>>>>>

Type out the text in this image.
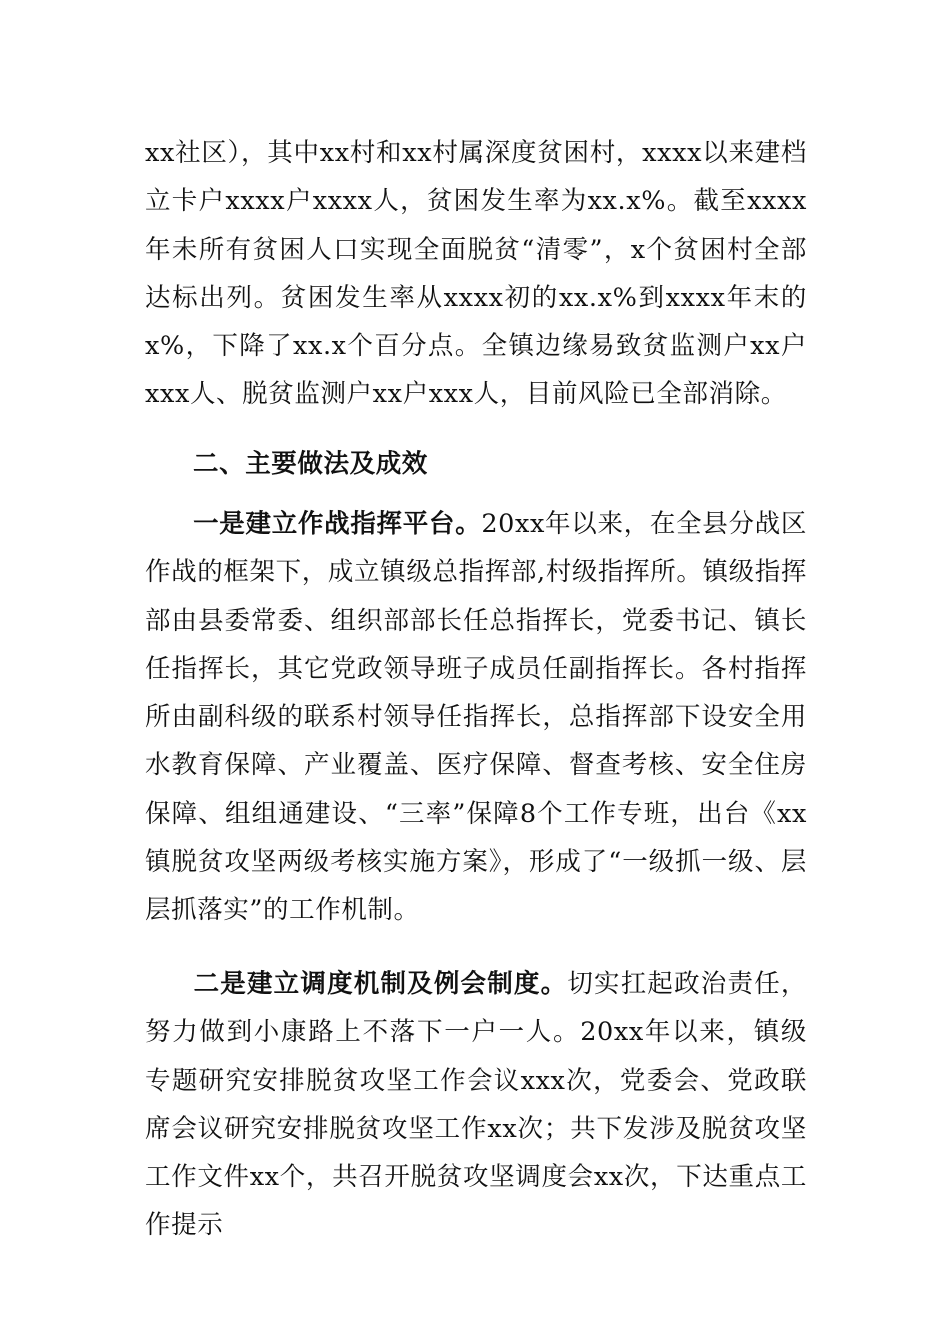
xx社区），其中xx村和xx村属深度贫困村，xxxx以来建档立卡户xxxx户xxxx人，贫困发生率为xx.x%。截至xxxx年未所有贫困人口实现全面脱贫“清零”，x个贫困村全部达标出列。贫困发生率从xxxx初的xx.x%到xxxx年末的x%，下降了xx.x个百分点。全镇边缘易致贫监测户xx户xxx人、脱贫监测户xx户xxx人，目前风险已全部消除。

二、主要做法及成效

一是建立作战指挥平台。20xx年以来，在全县分战区作战的框架下，成立镇级总指挥部,村级指挥所。镇级指挥部由县委常委、组织部部长任总指挥长，党委书记、镇长任指挥长，其它党政领导班子成员任副指挥长。各村指挥所由副科级的联系村领导任指挥长，总指挥部下设安全用水教育保障、产业覆盖、医疗保障、督查考核、安全住房保障、组组通建设、“三率”保障8个工作专班，出台《xx镇脱贫攻坚两级考核实施方案》，形成了“一级抓一级、层层抓落实”的工作机制。

二是建立调度机制及例会制度。切实扛起政治责任，努力做到小康路上不落下一户一人。20xx年以来，镇级专题研究安排脱贫攻坚工作会议xxx次，党委会、党政联席会议研究安排脱贫攻坚工作xx次；共下发涉及脱贫攻坚工作文件xx个，共召开脱贫攻坚调度会xx次，下达重点工作提示
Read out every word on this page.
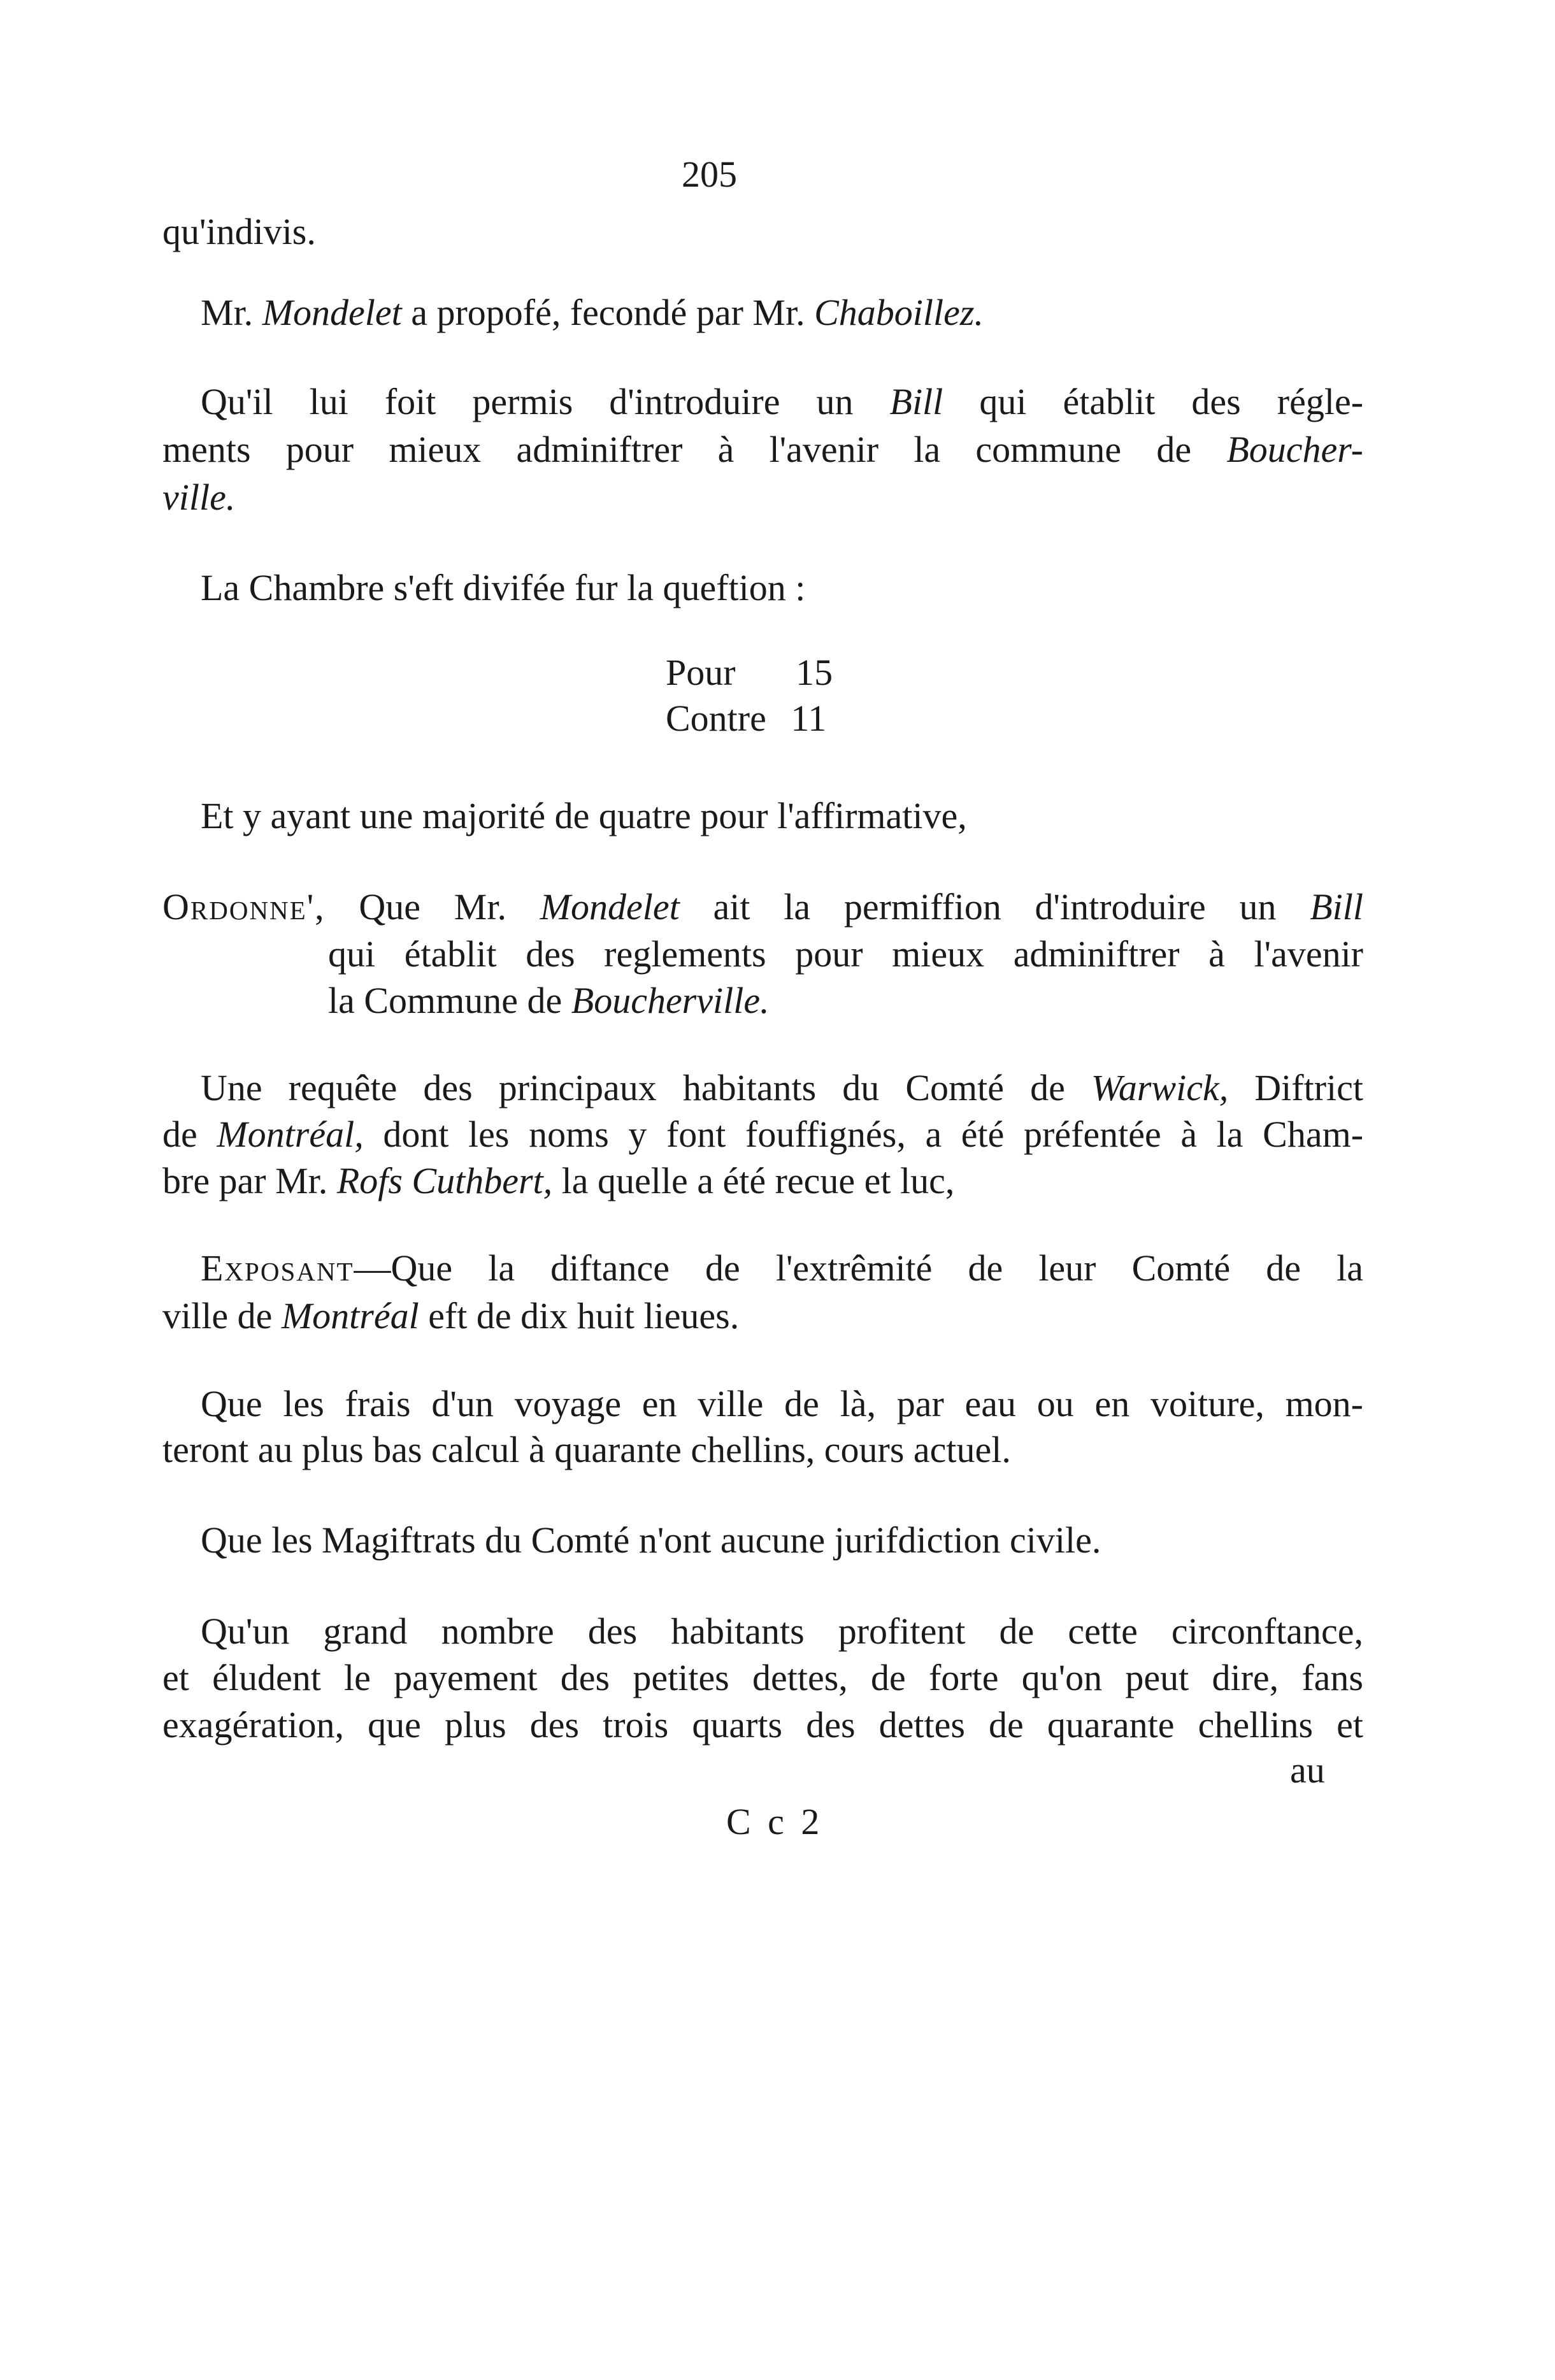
205
qu'indivis.
Mr. Mondelet a propofé, fecondé par Mr. Chaboillez.
Qu'il lui foit permis d'introduire un Bill qui établit des régle-
ments pour mieux adminiftrer à l'avenir la commune de Boucher-
ville.
La Chambre s'eft divifée fur la queftion :
Pour 15
Contre 11
Et y ayant une majorité de quatre pour l'affirmative,
Ordonne', Que Mr. Mondelet ait la permiffion d'introduire un Bill
qui établit des reglements pour mieux adminiftrer à l'avenir
la Commune de Boucherville.
Une requête des principaux habitants du Comté de Warwick, Diftrict
de Montréal, dont les noms y font fouffignés, a été préfentée à la Cham-
bre par Mr. Rofs Cuthbert, la quelle a été recue et luc,
Exposant—Que la diftance de l'extrêmité de leur Comté de la
ville de Montréal eft de dix huit lieues.
Que les frais d'un voyage en ville de là, par eau ou en voiture, mon-
teront au plus bas calcul à quarante chellins, cours actuel.
Que les Magiftrats du Comté n'ont aucune jurifdiction civile.
Qu'un grand nombre des habitants profitent de cette circonftance,
et éludent le payement des petites dettes, de forte qu'on peut dire, fans
exagération, que plus des trois quarts des dettes de quarante chellins et
au
C c 2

<<<<<

Transcribe the records above verbatim. Do not carry over any picture.

Full answer:
Type out the text in this image.
xx社区），其中xx村和xx村属深度贫困村，xxxx以来建档立卡户xxxx户xxxx人，贫困发生率为xx.x%。截至xxxx年未所有贫困人口实现全面脱贫“清零”，x个贫困村全部达标出列。贫困发生率从xxxx初的xx.x%到xxxx年末的x%，下降了xx.x个百分点。全镇边缘易致贫监测户xx户xxx人、脱贫监测户xx户xxx人，目前风险已全部消除。

二、主要做法及成效

一是建立作战指挥平台。20xx年以来，在全县分战区作战的框架下，成立镇级总指挥部,村级指挥所。镇级指挥部由县委常委、组织部部长任总指挥长，党委书记、镇长任指挥长，其它党政领导班子成员任副指挥长。各村指挥所由副科级的联系村领导任指挥长，总指挥部下设安全用水教育保障、产业覆盖、医疗保障、督查考核、安全住房保障、组组通建设、“三率”保障8个工作专班，出台《xx镇脱贫攻坚两级考核实施方案》，形成了“一级抓一级、层层抓落实”的工作机制。

二是建立调度机制及例会制度。切实扛起政治责任，努力做到小康路上不落下一户一人。20xx年以来，镇级专题研究安排脱贫攻坚工作会议xxx次，党委会、党政联席会议研究安排脱贫攻坚工作xx次；共下发涉及脱贫攻坚工作文件xx个，共召开脱贫攻坚调度会xx次，下达重点工作提示
Read out every word on this page.
205
qu'indivis.
Mr. Mondelet a propofé, fecondé par Mr. Chaboillez.
Qu'il lui foit permis d'introduire un Bill qui établit des régle-
ments pour mieux adminiftrer à l'avenir la commune de Boucher-
ville.
La Chambre s'eft divifée fur la queftion :
Pour 15
Contre 11
Et y ayant une majorité de quatre pour l'affirmative,
Ordonne', Que Mr. Mondelet ait la permiffion d'introduire un Bill
qui établit des reglements pour mieux adminiftrer à l'avenir
la Commune de Boucherville.
Une requête des principaux habitants du Comté de Warwick, Diftrict
de Montréal, dont les noms y font fouffignés, a été préfentée à la Cham-
bre par Mr. Rofs Cuthbert, la quelle a été recue et luc,
Exposant—Que la diftance de l'extrêmité de leur Comté de la
ville de Montréal eft de dix huit lieues.
Que les frais d'un voyage en ville de là, par eau ou en voiture, mon-
teront au plus bas calcul à quarante chellins, cours actuel.
Que les Magiftrats du Comté n'ont aucune jurifdiction civile.
Qu'un grand nombre des habitants profitent de cette circonftance,
et éludent le payement des petites dettes, de forte qu'on peut dire, fans
exagération, que plus des trois quarts des dettes de quarante chellins et
au
C c 2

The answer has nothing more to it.